What is asked. Every line of the material below must be repeated exactly.

Records shown.
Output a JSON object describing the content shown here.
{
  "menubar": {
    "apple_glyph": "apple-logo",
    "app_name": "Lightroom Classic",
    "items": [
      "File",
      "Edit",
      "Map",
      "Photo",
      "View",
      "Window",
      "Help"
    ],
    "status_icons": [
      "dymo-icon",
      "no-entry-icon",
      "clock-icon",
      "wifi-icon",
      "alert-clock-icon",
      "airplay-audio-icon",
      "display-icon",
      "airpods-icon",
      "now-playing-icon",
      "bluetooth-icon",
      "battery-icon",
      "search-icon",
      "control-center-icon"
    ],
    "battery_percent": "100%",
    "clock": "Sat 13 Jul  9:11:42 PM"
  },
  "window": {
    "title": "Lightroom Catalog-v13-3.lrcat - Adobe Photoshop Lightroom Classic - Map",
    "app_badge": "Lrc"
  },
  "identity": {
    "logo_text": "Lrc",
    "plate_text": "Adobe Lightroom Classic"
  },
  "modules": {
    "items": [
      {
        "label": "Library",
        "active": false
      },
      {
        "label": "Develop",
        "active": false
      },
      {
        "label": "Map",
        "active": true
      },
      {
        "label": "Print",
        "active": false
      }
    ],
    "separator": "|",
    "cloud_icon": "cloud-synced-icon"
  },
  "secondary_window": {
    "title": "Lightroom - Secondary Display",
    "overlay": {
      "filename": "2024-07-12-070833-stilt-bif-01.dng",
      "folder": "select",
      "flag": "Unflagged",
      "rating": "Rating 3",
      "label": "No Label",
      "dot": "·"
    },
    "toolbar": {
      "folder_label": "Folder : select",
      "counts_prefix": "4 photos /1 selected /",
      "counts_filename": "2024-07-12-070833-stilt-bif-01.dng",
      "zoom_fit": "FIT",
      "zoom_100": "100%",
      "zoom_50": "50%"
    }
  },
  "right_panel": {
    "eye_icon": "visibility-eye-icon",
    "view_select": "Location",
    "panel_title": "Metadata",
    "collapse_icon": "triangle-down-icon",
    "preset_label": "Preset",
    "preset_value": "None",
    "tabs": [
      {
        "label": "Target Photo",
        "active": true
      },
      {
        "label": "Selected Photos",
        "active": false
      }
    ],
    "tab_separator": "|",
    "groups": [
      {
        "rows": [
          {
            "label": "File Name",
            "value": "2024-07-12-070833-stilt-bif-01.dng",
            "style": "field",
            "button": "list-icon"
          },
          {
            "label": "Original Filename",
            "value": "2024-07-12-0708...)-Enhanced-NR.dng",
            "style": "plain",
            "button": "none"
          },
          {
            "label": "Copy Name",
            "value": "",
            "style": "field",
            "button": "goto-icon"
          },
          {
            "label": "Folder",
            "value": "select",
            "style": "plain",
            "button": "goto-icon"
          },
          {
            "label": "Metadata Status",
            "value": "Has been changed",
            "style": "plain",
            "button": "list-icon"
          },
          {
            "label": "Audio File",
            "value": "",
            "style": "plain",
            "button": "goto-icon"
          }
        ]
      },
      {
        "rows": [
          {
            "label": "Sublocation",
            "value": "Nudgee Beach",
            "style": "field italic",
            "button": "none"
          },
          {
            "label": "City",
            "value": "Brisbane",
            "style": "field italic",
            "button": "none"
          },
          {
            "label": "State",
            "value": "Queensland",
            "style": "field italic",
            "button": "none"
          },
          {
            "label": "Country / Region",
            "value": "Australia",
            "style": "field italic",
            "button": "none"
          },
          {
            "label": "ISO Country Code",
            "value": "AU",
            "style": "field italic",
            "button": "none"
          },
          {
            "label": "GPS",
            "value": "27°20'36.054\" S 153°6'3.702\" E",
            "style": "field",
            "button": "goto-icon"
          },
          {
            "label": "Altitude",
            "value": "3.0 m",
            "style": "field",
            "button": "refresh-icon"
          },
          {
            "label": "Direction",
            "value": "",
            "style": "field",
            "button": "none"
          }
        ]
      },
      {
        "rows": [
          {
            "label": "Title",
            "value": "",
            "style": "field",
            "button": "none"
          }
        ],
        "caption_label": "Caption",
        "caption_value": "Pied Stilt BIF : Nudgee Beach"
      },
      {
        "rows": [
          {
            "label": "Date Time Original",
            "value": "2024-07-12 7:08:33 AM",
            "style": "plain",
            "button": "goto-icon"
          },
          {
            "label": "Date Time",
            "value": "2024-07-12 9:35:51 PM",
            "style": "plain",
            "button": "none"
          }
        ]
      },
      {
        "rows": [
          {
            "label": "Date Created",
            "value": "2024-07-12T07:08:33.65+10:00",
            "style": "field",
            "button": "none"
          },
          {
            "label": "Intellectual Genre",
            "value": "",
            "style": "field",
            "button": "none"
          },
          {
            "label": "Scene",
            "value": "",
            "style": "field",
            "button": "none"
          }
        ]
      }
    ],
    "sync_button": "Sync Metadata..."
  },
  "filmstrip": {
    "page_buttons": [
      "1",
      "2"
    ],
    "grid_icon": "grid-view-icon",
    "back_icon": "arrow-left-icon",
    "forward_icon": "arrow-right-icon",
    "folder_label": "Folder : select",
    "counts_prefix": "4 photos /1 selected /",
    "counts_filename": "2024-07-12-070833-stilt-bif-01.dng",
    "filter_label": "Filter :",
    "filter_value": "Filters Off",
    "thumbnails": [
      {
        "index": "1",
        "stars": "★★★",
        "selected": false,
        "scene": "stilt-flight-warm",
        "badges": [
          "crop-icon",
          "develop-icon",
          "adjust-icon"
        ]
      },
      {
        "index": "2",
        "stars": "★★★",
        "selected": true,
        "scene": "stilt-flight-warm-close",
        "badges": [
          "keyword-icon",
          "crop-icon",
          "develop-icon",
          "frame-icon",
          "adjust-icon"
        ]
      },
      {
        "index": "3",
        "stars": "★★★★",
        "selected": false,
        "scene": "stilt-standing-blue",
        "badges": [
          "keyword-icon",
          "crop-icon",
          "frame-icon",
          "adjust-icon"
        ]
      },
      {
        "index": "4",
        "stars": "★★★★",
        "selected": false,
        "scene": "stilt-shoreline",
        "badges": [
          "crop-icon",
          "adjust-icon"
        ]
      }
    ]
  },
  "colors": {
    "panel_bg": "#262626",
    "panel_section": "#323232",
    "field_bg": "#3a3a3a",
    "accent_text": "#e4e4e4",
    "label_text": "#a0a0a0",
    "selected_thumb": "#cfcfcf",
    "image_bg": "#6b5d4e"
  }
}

Response.
Output a JSON object describing the content shown here.
{
  "menubar": {
    "apple_glyph": "apple-logo",
    "app_name": "Lightroom Classic",
    "items": [
      "File",
      "Edit",
      "Map",
      "Photo",
      "View",
      "Window",
      "Help"
    ],
    "status_icons": [
      "dymo-icon",
      "no-entry-icon",
      "clock-icon",
      "wifi-icon",
      "alert-clock-icon",
      "airplay-audio-icon",
      "display-icon",
      "airpods-icon",
      "now-playing-icon",
      "bluetooth-icon",
      "battery-icon",
      "search-icon",
      "control-center-icon"
    ],
    "battery_percent": "100%",
    "clock": "Sat 13 Jul  9:11:42 PM"
  },
  "window": {
    "title": "Lightroom Catalog-v13-3.lrcat - Adobe Photoshop Lightroom Classic - Map",
    "app_badge": "Lrc"
  },
  "identity": {
    "logo_text": "Lrc",
    "plate_text": "Adobe Lightroom Classic"
  },
  "modules": {
    "items": [
      {
        "label": "Library",
        "active": false
      },
      {
        "label": "Develop",
        "active": false
      },
      {
        "label": "Map",
        "active": true
      },
      {
        "label": "Print",
        "active": false
      }
    ],
    "separator": "|",
    "cloud_icon": "cloud-synced-icon"
  },
  "secondary_window": {
    "title": "Lightroom - Secondary Display",
    "overlay": {
      "filename": "2024-07-12-070833-stilt-bif-01.dng",
      "folder": "select",
      "flag": "Unflagged",
      "rating": "Rating 3",
      "label": "No Label",
      "dot": "·"
    },
    "toolbar": {
      "folder_label": "Folder : select",
      "counts_prefix": "4 photos /1 selected /",
      "counts_filename": "2024-07-12-070833-stilt-bif-01.dng",
      "zoom_fit": "FIT",
      "zoom_100": "100%",
      "zoom_50": "50%"
    }
  },
  "right_panel": {
    "eye_icon": "visibility-eye-icon",
    "view_select": "Location",
    "panel_title": "Metadata",
    "collapse_icon": "triangle-down-icon",
    "preset_label": "Preset",
    "preset_value": "None",
    "tabs": [
      {
        "label": "Target Photo",
        "active": true
      },
      {
        "label": "Selected Photos",
        "active": false
      }
    ],
    "tab_separator": "|",
    "groups": [
      {
        "rows": [
          {
            "label": "File Name",
            "value": "2024-07-12-070833-stilt-bif-01.dng",
            "style": "field",
            "button": "list-icon"
          },
          {
            "label": "Original Filename",
            "value": "2024-07-12-0708...)-Enhanced-NR.dng",
            "style": "plain",
            "button": "none"
          },
          {
            "label": "Copy Name",
            "value": "",
            "style": "field",
            "button": "goto-icon"
          },
          {
            "label": "Folder",
            "value": "select",
            "style": "plain",
            "button": "goto-icon"
          },
          {
            "label": "Metadata Status",
            "value": "Has been changed",
            "style": "plain",
            "button": "list-icon"
          },
          {
            "label": "Audio File",
            "value": "",
            "style": "plain",
            "button": "goto-icon"
          }
        ]
      },
      {
        "rows": [
          {
            "label": "Sublocation",
            "value": "Nudgee Beach",
            "style": "field italic",
            "button": "none"
          },
          {
            "label": "City",
            "value": "Brisbane",
            "style": "field italic",
            "button": "none"
          },
          {
            "label": "State",
            "value": "Queensland",
            "style": "field italic",
            "button": "none"
          },
          {
            "label": "Country / Region",
            "value": "Australia",
            "style": "field italic",
            "button": "none"
          },
          {
            "label": "ISO Country Code",
            "value": "AU",
            "style": "field italic",
            "button": "none"
          },
          {
            "label": "GPS",
            "value": "27°20'36.054\" S 153°6'3.702\" E",
            "style": "field",
            "button": "goto-icon"
          },
          {
            "label": "Altitude",
            "value": "3.0 m",
            "style": "field",
            "button": "refresh-icon"
          },
          {
            "label": "Direction",
            "value": "",
            "style": "field",
            "button": "none"
          }
        ]
      },
      {
        "rows": [
          {
            "label": "Title",
            "value": "",
            "style": "field",
            "button": "none"
          }
        ],
        "caption_label": "Caption",
        "caption_value": "Pied Stilt BIF : Nudgee Beach"
      },
      {
        "rows": [
          {
            "label": "Date Time Original",
            "value": "2024-07-12 7:08:33 AM",
            "style": "plain",
            "button": "goto-icon"
          },
          {
            "label": "Date Time",
            "value": "2024-07-12 9:35:51 PM",
            "style": "plain",
            "button": "none"
          }
        ]
      },
      {
        "rows": [
          {
            "label": "Date Created",
            "value": "2024-07-12T07:08:33.65+10:00",
            "style": "field",
            "button": "none"
          },
          {
            "label": "Intellectual Genre",
            "value": "",
            "style": "field",
            "button": "none"
          },
          {
            "label": "Scene",
            "value": "",
            "style": "field",
            "button": "none"
          }
        ]
      }
    ],
    "sync_button": "Sync Metadata..."
  },
  "filmstrip": {
    "page_buttons": [
      "1",
      "2"
    ],
    "grid_icon": "grid-view-icon",
    "back_icon": "arrow-left-icon",
    "forward_icon": "arrow-right-icon",
    "folder_label": "Folder : select",
    "counts_prefix": "4 photos /1 selected /",
    "counts_filename": "2024-07-12-070833-stilt-bif-01.dng",
    "filter_label": "Filter :",
    "filter_value": "Filters Off",
    "thumbnails": [
      {
        "index": "1",
        "stars": "★★★",
        "selected": false,
        "scene": "stilt-flight-warm",
        "badges": [
          "crop-icon",
          "develop-icon",
          "adjust-icon"
        ]
      },
      {
        "index": "2",
        "stars": "★★★",
        "selected": true,
        "scene": "stilt-flight-warm-close",
        "badges": [
          "keyword-icon",
          "crop-icon",
          "develop-icon",
          "frame-icon",
          "adjust-icon"
        ]
      },
      {
        "index": "3",
        "stars": "★★★★",
        "selected": false,
        "scene": "stilt-standing-blue",
        "badges": [
          "keyword-icon",
          "crop-icon",
          "frame-icon",
          "adjust-icon"
        ]
      },
      {
        "index": "4",
        "stars": "★★★★",
        "selected": false,
        "scene": "stilt-shoreline",
        "badges": [
          "crop-icon",
          "adjust-icon"
        ]
      }
    ]
  },
  "colors": {
    "panel_bg": "#262626",
    "panel_section": "#323232",
    "field_bg": "#3a3a3a",
    "accent_text": "#e4e4e4",
    "label_text": "#a0a0a0",
    "selected_thumb": "#cfcfcf",
    "image_bg": "#6b5d4e"
  }
}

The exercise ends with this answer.